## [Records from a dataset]
= = = = = = =
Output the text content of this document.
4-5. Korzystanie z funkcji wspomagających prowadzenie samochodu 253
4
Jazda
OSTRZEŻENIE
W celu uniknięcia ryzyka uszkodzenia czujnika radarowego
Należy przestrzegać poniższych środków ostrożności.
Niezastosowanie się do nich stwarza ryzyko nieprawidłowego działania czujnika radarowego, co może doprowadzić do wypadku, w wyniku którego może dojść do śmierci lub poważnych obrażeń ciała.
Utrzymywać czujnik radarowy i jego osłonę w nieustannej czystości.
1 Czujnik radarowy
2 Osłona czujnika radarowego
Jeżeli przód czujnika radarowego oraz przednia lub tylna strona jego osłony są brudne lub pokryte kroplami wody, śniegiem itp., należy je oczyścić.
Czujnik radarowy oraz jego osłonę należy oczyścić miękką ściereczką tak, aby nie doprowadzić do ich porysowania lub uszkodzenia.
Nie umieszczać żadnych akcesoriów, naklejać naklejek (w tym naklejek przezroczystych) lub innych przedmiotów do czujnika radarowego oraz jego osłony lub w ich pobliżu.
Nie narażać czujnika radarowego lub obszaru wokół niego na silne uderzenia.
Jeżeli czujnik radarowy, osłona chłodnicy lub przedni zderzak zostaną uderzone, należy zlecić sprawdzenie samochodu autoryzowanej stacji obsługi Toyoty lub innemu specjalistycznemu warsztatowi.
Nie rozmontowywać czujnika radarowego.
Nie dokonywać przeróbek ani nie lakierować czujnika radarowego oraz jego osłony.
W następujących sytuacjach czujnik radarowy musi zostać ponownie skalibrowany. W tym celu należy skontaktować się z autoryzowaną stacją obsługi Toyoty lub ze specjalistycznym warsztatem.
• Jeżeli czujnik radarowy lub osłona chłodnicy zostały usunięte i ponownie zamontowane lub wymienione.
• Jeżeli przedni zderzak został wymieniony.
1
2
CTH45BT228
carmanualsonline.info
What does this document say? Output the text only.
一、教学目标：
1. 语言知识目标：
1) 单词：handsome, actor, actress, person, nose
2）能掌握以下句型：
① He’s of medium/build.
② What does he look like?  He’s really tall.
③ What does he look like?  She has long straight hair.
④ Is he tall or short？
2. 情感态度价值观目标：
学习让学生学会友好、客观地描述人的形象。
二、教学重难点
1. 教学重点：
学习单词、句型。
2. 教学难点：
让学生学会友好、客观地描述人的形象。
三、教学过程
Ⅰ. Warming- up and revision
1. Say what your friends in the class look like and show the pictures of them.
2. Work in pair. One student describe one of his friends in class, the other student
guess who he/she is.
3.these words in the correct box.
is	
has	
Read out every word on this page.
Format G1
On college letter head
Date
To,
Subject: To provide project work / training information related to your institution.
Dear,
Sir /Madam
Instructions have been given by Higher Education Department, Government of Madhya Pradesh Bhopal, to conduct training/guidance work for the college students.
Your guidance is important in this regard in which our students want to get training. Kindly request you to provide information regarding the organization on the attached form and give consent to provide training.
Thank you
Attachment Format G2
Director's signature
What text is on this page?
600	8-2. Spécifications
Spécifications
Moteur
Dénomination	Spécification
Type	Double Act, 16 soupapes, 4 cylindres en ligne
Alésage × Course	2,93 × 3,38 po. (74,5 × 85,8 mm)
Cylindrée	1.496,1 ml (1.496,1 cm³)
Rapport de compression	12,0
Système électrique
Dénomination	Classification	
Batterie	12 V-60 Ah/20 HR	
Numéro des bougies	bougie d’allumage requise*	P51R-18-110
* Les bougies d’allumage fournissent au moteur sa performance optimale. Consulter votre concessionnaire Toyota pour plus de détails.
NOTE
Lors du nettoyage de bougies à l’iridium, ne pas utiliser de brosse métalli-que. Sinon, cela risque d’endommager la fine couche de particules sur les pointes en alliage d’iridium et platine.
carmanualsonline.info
= = = = = = =
## [Task goal]
Extract each record, keeping it identical to the original.

## [Answer for the task]
Output the text content of this document.
4-5. Korzystanie z funkcji wspomagających prowadzenie samochodu 253
4
Jazda
OSTRZEŻENIE
W celu uniknięcia ryzyka uszkodzenia czujnika radarowego
Należy przestrzegać poniższych środków ostrożności.
Niezastosowanie się do nich stwarza ryzyko nieprawidłowego działania czujnika radarowego, co może doprowadzić do wypadku, w wyniku którego może dojść do śmierci lub poważnych obrażeń ciała.
Utrzymywać czujnik radarowy i jego osłonę w nieustannej czystości.
1 Czujnik radarowy
2 Osłona czujnika radarowego
Jeżeli przód czujnika radarowego oraz przednia lub tylna strona jego osłony są brudne lub pokryte kroplami wody, śniegiem itp., należy je oczyścić.
Czujnik radarowy oraz jego osłonę należy oczyścić miękką ściereczką tak, aby nie doprowadzić do ich porysowania lub uszkodzenia.
Nie umieszczać żadnych akcesoriów, naklejać naklejek (w tym naklejek przezroczystych) lub innych przedmiotów do czujnika radarowego oraz jego osłony lub w ich pobliżu.
Nie narażać czujnika radarowego lub obszaru wokół niego na silne uderzenia.
Jeżeli czujnik radarowy, osłona chłodnicy lub przedni zderzak zostaną uderzone, należy zlecić sprawdzenie samochodu autoryzowanej stacji obsługi Toyoty lub innemu specjalistycznemu warsztatowi.
Nie rozmontowywać czujnika radarowego.
Nie dokonywać przeróbek ani nie lakierować czujnika radarowego oraz jego osłony.
W następujących sytuacjach czujnik radarowy musi zostać ponownie skalibrowany. W tym celu należy skontaktować się z autoryzowaną stacją obsługi Toyoty lub ze specjalistycznym warsztatem.
• Jeżeli czujnik radarowy lub osłona chłodnicy zostały usunięte i ponownie zamontowane lub wymienione.
• Jeżeli przedni zderzak został wymieniony.
1
2
CTH45BT228
carmanualsonline.info
What does this document say? Output the text only.
一、教学目标：
1. 语言知识目标：
1) 单词：handsome, actor, actress, person, nose
2）能掌握以下句型：
① He’s of medium/build.
② What does he look like?  He’s really tall.
③ What does he look like?  She has long straight hair.
④ Is he tall or short？
2. 情感态度价值观目标：
学习让学生学会友好、客观地描述人的形象。
二、教学重难点
1. 教学重点：
学习单词、句型。
2. 教学难点：
让学生学会友好、客观地描述人的形象。
三、教学过程
Ⅰ. Warming- up and revision
1. Say what your friends in the class look like and show the pictures of them.
2. Work in pair. One student describe one of his friends in class, the other student
guess who he/she is.
3.these words in the correct box.
is	
has	
Read out every word on this page.
Format G1
On college letter head
Date
To,
Subject: To provide project work / training information related to your institution.
Dear,
Sir /Madam
Instructions have been given by Higher Education Department, Government of Madhya Pradesh Bhopal, to conduct training/guidance work for the college students.
Your guidance is important in this regard in which our students want to get training. Kindly request you to provide information regarding the organization on the attached form and give consent to provide training.
Thank you
Attachment Format G2
Director's signature
What text is on this page?
600	8-2. Spécifications
Spécifications
Moteur
Dénomination	Spécification
Type	Double Act, 16 soupapes, 4 cylindres en ligne
Alésage × Course	2,93 × 3,38 po. (74,5 × 85,8 mm)
Cylindrée	1.496,1 ml (1.496,1 cm³)
Rapport de compression	12,0
Système électrique
Dénomination	Classification	
Batterie	12 V-60 Ah/20 HR	
Numéro des bougies	bougie d’allumage requise*	P51R-18-110
* Les bougies d’allumage fournissent au moteur sa performance optimale. Consulter votre concessionnaire Toyota pour plus de détails.
NOTE
Lors du nettoyage de bougies à l’iridium, ne pas utiliser de brosse métalli-que. Sinon, cela risque d’endommager la fine couche de particules sur les pointes en alliage d’iridium et platine.
carmanualsonline.info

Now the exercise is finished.